====== Provided records

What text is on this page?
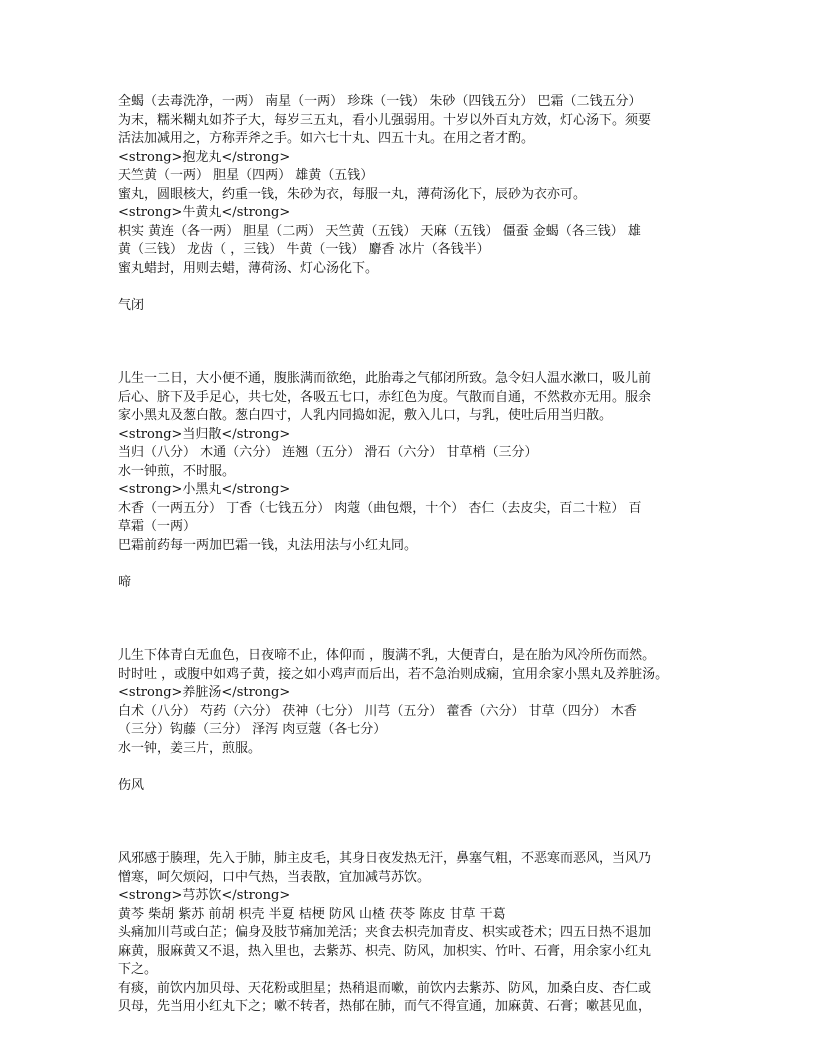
全蝎（去毒洗净，一两） 南星（一两） 珍珠（一钱） 朱砂（四钱五分） 巴霜（二钱五分）
为末，糯米糊丸如芥子大，每岁三五丸，看小儿强弱用。十岁以外百丸方效，灯心汤下。须要
活法加减用之，方称弄斧之手。如六七十丸、四五十丸。在用之者才酌。
<strong>抱龙丸</strong>
天竺黄（一两） 胆星（四两） 雄黄（五钱）
蜜丸，圆眼核大，约重一钱，朱砂为衣，每服一丸，薄荷汤化下，辰砂为衣亦可。
<strong>牛黄丸</strong>
枳实 黄连（各一两） 胆星（二两） 天竺黄（五钱） 天麻（五钱） 僵蚕 金蝎（各三钱） 雄
黄（三钱） 龙齿（ ，三钱） 牛黄（一钱） 麝香 冰片（各钱半）
蜜丸蜡封，用则去蜡，薄荷汤、灯心汤化下。
气闭
儿生一二日，大小便不通，腹胀满而欲绝，此胎毒之气郁闭所致。急令妇人温水漱口，吸儿前
后心、脐下及手足心，共七处，各吸五七口，赤红色为度。气散而自通，不然救亦无用。服余
家小黑丸及葱白散。葱白四寸，人乳内同捣如泥，敷入儿口，与乳，使吐后用当归散。
<strong>当归散</strong>
当归（八分） 木通（六分） 连翘（五分） 滑石（六分） 甘草梢（三分）
水一钟煎，不时服。
<strong>小黑丸</strong>
木香（一两五分） 丁香（七钱五分） 肉蔻（曲包煨，十个） 杏仁（去皮尖，百二十粒） 百
草霜（一两）
巴霜前药每一两加巴霜一钱，丸法用法与小红丸同。
啼
儿生下体青白无血色，日夜啼不止，体仰而 ，腹满不乳，大便青白，是在胎为风冷所伤而然。
时时吐 ，或腹中如鸡子黄，接之如小鸡声而后出，若不急治则成痫，宜用余家小黑丸及养脏汤。
<strong>养脏汤</strong>
白术（八分） 芍药（六分） 茯神（七分） 川芎（五分） 藿香（六分） 甘草（四分） 木香
（三分）钩藤（三分） 泽泻 肉豆蔻（各七分）
水一钟，姜三片，煎服。
伤风
风邪感于腠理，先入于肺，肺主皮毛，其身日夜发热无汗，鼻塞气粗，不恶寒而恶风，当风乃
憎寒，呵欠烦闷，口中气热，当表散，宜加减芎苏饮。
<strong>芎苏饮</strong>
黄芩 柴胡 紫苏 前胡 枳壳 半夏 桔梗 防风 山楂 茯苓 陈皮 甘草 干葛
头痛加川芎或白芷；偏身及肢节痛加羌活；夹食去枳壳加青皮、枳实或苍术；四五日热不退加
麻黄，服麻黄又不退，热入里也，去紫苏、枳壳、防风，加枳实、竹叶、石膏，用余家小红丸
下之。
有痰，前饮内加贝母、天花粉或胆星；热稍退而嗽，前饮内去紫苏、防风，加桑白皮、杏仁或
贝母，先当用小红丸下之；嗽不转者，热郁在肺，而气不得宣通，加麻黄、石膏；嗽甚见血，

============

* _What the task requires_
Pictures are excluded; repeat every record exactly.

* _Solution to this exercise_
What text is on this page?
全蝎（去毒洗净，一两） 南星（一两） 珍珠（一钱） 朱砂（四钱五分） 巴霜（二钱五分）
为末，糯米糊丸如芥子大，每岁三五丸，看小儿强弱用。十岁以外百丸方效，灯心汤下。须要
活法加减用之，方称弄斧之手。如六七十丸、四五十丸。在用之者才酌。
<strong>抱龙丸</strong>
天竺黄（一两） 胆星（四两） 雄黄（五钱）
蜜丸，圆眼核大，约重一钱，朱砂为衣，每服一丸，薄荷汤化下，辰砂为衣亦可。
<strong>牛黄丸</strong>
枳实 黄连（各一两） 胆星（二两） 天竺黄（五钱） 天麻（五钱） 僵蚕 金蝎（各三钱） 雄
黄（三钱） 龙齿（ ，三钱） 牛黄（一钱） 麝香 冰片（各钱半）
蜜丸蜡封，用则去蜡，薄荷汤、灯心汤化下。
气闭
儿生一二日，大小便不通，腹胀满而欲绝，此胎毒之气郁闭所致。急令妇人温水漱口，吸儿前
后心、脐下及手足心，共七处，各吸五七口，赤红色为度。气散而自通，不然救亦无用。服余
家小黑丸及葱白散。葱白四寸，人乳内同捣如泥，敷入儿口，与乳，使吐后用当归散。
<strong>当归散</strong>
当归（八分） 木通（六分） 连翘（五分） 滑石（六分） 甘草梢（三分）
水一钟煎，不时服。
<strong>小黑丸</strong>
木香（一两五分） 丁香（七钱五分） 肉蔻（曲包煨，十个） 杏仁（去皮尖，百二十粒） 百
草霜（一两）
巴霜前药每一两加巴霜一钱，丸法用法与小红丸同。
啼
儿生下体青白无血色，日夜啼不止，体仰而 ，腹满不乳，大便青白，是在胎为风冷所伤而然。
时时吐 ，或腹中如鸡子黄，接之如小鸡声而后出，若不急治则成痫，宜用余家小黑丸及养脏汤。
<strong>养脏汤</strong>
白术（八分） 芍药（六分） 茯神（七分） 川芎（五分） 藿香（六分） 甘草（四分） 木香
（三分）钩藤（三分） 泽泻 肉豆蔻（各七分）
水一钟，姜三片，煎服。
伤风
风邪感于腠理，先入于肺，肺主皮毛，其身日夜发热无汗，鼻塞气粗，不恶寒而恶风，当风乃
憎寒，呵欠烦闷，口中气热，当表散，宜加减芎苏饮。
<strong>芎苏饮</strong>
黄芩 柴胡 紫苏 前胡 枳壳 半夏 桔梗 防风 山楂 茯苓 陈皮 甘草 干葛
头痛加川芎或白芷；偏身及肢节痛加羌活；夹食去枳壳加青皮、枳实或苍术；四五日热不退加
麻黄，服麻黄又不退，热入里也，去紫苏、枳壳、防风，加枳实、竹叶、石膏，用余家小红丸
下之。
有痰，前饮内加贝母、天花粉或胆星；热稍退而嗽，前饮内去紫苏、防风，加桑白皮、杏仁或
贝母，先当用小红丸下之；嗽不转者，热郁在肺，而气不得宣通，加麻黄、石膏；嗽甚见血，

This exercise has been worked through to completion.